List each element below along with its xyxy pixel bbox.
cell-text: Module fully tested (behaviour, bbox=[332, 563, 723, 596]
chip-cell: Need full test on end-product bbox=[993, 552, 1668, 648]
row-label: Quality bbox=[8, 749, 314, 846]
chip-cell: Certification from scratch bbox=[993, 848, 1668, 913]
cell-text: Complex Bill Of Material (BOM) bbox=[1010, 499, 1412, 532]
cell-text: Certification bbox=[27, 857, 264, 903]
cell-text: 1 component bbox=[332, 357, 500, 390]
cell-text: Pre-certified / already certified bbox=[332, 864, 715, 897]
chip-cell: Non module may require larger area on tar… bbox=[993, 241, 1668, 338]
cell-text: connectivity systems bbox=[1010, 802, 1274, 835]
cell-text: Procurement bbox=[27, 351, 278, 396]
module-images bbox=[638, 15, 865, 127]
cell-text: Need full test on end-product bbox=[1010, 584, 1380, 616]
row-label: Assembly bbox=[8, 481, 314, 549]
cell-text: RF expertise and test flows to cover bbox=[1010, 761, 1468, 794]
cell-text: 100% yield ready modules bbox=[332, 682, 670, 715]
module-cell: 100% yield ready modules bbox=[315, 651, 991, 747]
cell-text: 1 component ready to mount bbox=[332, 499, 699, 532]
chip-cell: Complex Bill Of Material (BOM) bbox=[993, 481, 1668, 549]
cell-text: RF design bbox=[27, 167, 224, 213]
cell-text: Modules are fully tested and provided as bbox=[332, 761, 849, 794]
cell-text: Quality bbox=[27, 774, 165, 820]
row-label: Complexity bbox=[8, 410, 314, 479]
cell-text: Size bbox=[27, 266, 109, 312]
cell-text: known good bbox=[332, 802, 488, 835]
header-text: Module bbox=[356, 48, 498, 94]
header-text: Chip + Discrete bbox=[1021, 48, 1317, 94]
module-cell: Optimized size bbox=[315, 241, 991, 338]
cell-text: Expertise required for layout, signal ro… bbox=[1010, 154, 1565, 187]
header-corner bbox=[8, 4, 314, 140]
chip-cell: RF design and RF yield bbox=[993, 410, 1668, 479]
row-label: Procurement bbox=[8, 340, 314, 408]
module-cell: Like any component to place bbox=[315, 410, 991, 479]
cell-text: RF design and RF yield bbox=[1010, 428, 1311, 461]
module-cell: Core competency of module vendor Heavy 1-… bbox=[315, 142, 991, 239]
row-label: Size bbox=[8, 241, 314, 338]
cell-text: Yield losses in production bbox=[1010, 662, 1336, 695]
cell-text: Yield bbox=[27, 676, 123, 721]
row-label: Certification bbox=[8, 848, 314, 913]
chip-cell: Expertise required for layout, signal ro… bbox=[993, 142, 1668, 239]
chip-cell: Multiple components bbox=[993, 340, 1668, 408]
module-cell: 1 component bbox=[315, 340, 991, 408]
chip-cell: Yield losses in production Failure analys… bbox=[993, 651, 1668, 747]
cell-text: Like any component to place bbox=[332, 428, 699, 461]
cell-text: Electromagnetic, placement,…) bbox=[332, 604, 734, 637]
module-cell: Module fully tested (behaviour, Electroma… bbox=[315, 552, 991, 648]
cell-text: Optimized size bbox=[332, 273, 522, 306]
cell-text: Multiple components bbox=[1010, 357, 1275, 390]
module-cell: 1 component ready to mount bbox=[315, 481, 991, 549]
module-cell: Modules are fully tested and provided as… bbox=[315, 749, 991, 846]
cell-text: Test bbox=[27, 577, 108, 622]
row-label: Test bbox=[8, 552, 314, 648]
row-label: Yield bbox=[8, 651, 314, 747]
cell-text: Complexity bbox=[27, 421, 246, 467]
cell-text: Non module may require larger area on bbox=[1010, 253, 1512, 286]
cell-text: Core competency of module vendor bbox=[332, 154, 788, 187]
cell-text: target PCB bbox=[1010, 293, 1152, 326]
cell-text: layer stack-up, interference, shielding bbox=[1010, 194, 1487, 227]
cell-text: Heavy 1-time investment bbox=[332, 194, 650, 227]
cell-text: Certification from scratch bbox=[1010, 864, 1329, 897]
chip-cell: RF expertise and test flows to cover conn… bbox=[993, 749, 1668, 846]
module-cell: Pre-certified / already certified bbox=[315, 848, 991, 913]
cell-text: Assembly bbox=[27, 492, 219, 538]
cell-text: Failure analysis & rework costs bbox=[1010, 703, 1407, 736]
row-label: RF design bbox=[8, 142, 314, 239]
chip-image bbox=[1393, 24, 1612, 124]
+ + + + + + +
# Required task
Copy out all the material above, substituting "Approval" for every "Certification" and leaving the rest untouched.

# Result of this exercise
List each element below along with its xyxy pixel bbox.
cell-text: Module fully tested (behaviour, bbox=[332, 563, 723, 596]
chip-cell: Need full test on end-product bbox=[993, 552, 1668, 648]
row-label: Quality bbox=[8, 749, 314, 846]
chip-cell: Approval from scratch bbox=[993, 848, 1668, 913]
cell-text: Complex Bill Of Material (BOM) bbox=[1010, 499, 1412, 532]
cell-text: Approval bbox=[27, 857, 264, 903]
cell-text: 1 component bbox=[332, 357, 500, 390]
cell-text: Pre-certified / already certified bbox=[332, 864, 715, 897]
chip-cell: Non module may require larger area on tar… bbox=[993, 241, 1668, 338]
cell-text: connectivity systems bbox=[1010, 802, 1274, 835]
cell-text: Procurement bbox=[27, 351, 278, 396]
module-images bbox=[638, 15, 865, 127]
cell-text: Need full test on end-product bbox=[1010, 584, 1380, 616]
row-label: Assembly bbox=[8, 481, 314, 549]
cell-text: RF expertise and test flows to cover bbox=[1010, 761, 1468, 794]
cell-text: 100% yield ready modules bbox=[332, 682, 670, 715]
module-cell: 100% yield ready modules bbox=[315, 651, 991, 747]
cell-text: 1 component ready to mount bbox=[332, 499, 699, 532]
chip-cell: Complex Bill Of Material (BOM) bbox=[993, 481, 1668, 549]
cell-text: RF design bbox=[27, 167, 224, 213]
cell-text: Modules are fully tested and provided as bbox=[332, 761, 849, 794]
cell-text: Quality bbox=[27, 774, 165, 820]
row-label: Complexity bbox=[8, 410, 314, 479]
cell-text: Size bbox=[27, 266, 109, 312]
cell-text: known good bbox=[332, 802, 488, 835]
header-text: Module bbox=[356, 48, 498, 94]
header-text: Chip + Discrete bbox=[1021, 48, 1317, 94]
module-cell: Optimized size bbox=[315, 241, 991, 338]
cell-text: Expertise required for layout, signal ro… bbox=[1010, 154, 1565, 187]
header-corner bbox=[8, 4, 314, 140]
chip-cell: RF design and RF yield bbox=[993, 410, 1668, 479]
row-label: Procurement bbox=[8, 340, 314, 408]
module-cell: Like any component to place bbox=[315, 410, 991, 479]
cell-text: RF design and RF yield bbox=[1010, 428, 1311, 461]
module-cell: Core competency of module vendor Heavy 1-… bbox=[315, 142, 991, 239]
row-label: Size bbox=[8, 241, 314, 338]
cell-text: Yield losses in production bbox=[1010, 662, 1336, 695]
cell-text: Yield bbox=[27, 676, 123, 721]
row-label: Approval bbox=[8, 848, 314, 913]
chip-cell: Expertise required for layout, signal ro… bbox=[993, 142, 1668, 239]
chip-cell: Multiple components bbox=[993, 340, 1668, 408]
module-cell: 1 component bbox=[315, 340, 991, 408]
chip-cell: Yield losses in production Failure analys… bbox=[993, 651, 1668, 747]
cell-text: Like any component to place bbox=[332, 428, 699, 461]
cell-text: Electromagnetic, placement,…) bbox=[332, 604, 734, 637]
module-cell: Module fully tested (behaviour, Electroma… bbox=[315, 552, 991, 648]
cell-text: Optimized size bbox=[332, 273, 522, 306]
cell-text: Multiple components bbox=[1010, 357, 1275, 390]
module-cell: 1 component ready to mount bbox=[315, 481, 991, 549]
module-cell: Modules are fully tested and provided as… bbox=[315, 749, 991, 846]
cell-text: Test bbox=[27, 577, 108, 622]
row-label: Test bbox=[8, 552, 314, 648]
row-label: Yield bbox=[8, 651, 314, 747]
cell-text: Complexity bbox=[27, 421, 246, 467]
cell-text: Non module may require larger area on bbox=[1010, 253, 1512, 286]
cell-text: Core competency of module vendor bbox=[332, 154, 788, 187]
cell-text: target PCB bbox=[1010, 293, 1152, 326]
cell-text: layer stack-up, interference, shielding bbox=[1010, 194, 1487, 227]
cell-text: Heavy 1-time investment bbox=[332, 194, 650, 227]
cell-text: Approval from scratch bbox=[1010, 864, 1329, 897]
chip-cell: RF expertise and test flows to cover conn… bbox=[993, 749, 1668, 846]
module-cell: Pre-certified / already certified bbox=[315, 848, 991, 913]
cell-text: Assembly bbox=[27, 492, 219, 538]
cell-text: Failure analysis & rework costs bbox=[1010, 703, 1407, 736]
row-label: RF design bbox=[8, 142, 314, 239]
chip-image bbox=[1393, 24, 1612, 124]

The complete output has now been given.